# THE TASKS:
(a) In the article about the Toys R Us bankruptcy consultants, swap "merchandise" for "inventory" and give the section between "Reuters/Melissa Fares" and "doesn’t lose them.", inclusive.
(b) Pick up the article about Toys R Us hiring competing bankruptcy consultants at the point where it stops, and write the next part.

Toys “R” Us hired two bankruptcy consultants to make them compete against each other

Reuters/Melissa Fares
Play nice.
  • Alison Griswold
By Alison Griswold

Reporter

Published This article is more than 2 years old.

After filing for bankruptcy last fall, Toys R Us plans to close a fifth of its US stores to make the business viable again. To guide the store closure process, the company has hired two teams of consultants, Hilco Global-Gordon Brothers and Tiger Capital Group-Great American Group. Their tasks include clearing out store merchandise, overseeing store-level employees and managers, and coming up with ways to transition customers to remaining stores and online shopping, so that Toys R Us doesn’t lose them.

The consultants are splitting the work geographically, but that’s not the real reason why Toys R Us hired two of them. That would be competition. In court documents filed Jan. 23, Toys R Us explains that it engaged the two groups of consultants, neither of which had significant experience in the toy retail space, to “foster competition” in the liquidation process.

# LISTED ENTRIES:
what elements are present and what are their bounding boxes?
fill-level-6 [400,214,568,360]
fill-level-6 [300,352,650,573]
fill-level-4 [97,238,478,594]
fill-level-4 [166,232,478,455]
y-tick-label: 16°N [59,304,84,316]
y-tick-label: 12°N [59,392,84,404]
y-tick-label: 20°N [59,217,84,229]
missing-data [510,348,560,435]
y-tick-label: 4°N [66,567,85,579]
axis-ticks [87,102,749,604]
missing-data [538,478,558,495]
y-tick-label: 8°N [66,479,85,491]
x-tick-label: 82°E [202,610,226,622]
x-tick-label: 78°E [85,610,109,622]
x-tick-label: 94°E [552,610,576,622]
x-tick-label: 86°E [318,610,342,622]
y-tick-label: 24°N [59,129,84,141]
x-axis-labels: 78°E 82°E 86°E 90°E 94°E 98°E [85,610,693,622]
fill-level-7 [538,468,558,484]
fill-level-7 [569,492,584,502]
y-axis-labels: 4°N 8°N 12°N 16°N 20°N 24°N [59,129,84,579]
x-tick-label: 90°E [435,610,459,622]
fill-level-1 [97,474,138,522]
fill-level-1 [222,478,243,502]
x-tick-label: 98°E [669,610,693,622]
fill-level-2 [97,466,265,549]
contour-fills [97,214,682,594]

# EXERCISE RESPONSES:
(a)
Reuters/Melissa Fares
Play nice.
  • Alison Griswold
By Alison Griswold

Reporter

Published This article is more than 2 years old.

After filing for bankruptcy last fall, Toys R Us plans to close a fifth of its US stores to make the business viable again. To guide the store closure process, the company has hired two teams of consultants, Hilco Global-Gordon Brothers and Tiger Capital Group-Great American Group. Their tasks include clearing out store inventory, overseeing store-level employees and managers, and coming up with ways to transition customers to remaining stores and online shopping, so that Toys R Us doesn’t lose them.

(b)
“We believed it was important to foster competition between liquidation groups while capitalizing on the most up to date information on the company’s store liquidation performance and lessons learned by [Gordon Brothers] in the previous store closings,” Joseph Malfitano, an advisor to Toys R Us, states in a court declaration dated Jan. 23. He recommended that Hilco-Gordon Brothers be assigned 70% of the store closures, and Tiger-Great American the remaining 30%.

To further motivate the consultants, Toys R Us is linking their compensation to closing store sales. According to compensation terms disclosed in the Jan. 23 filings, consultants will earn a “base fee” worth 1.1% of gross proceeds from stuff sold in the closing stores during a specified time period. They also can earn an “incentive fee” worth up to 0.3% of gross proceeds and “based on overall performance.”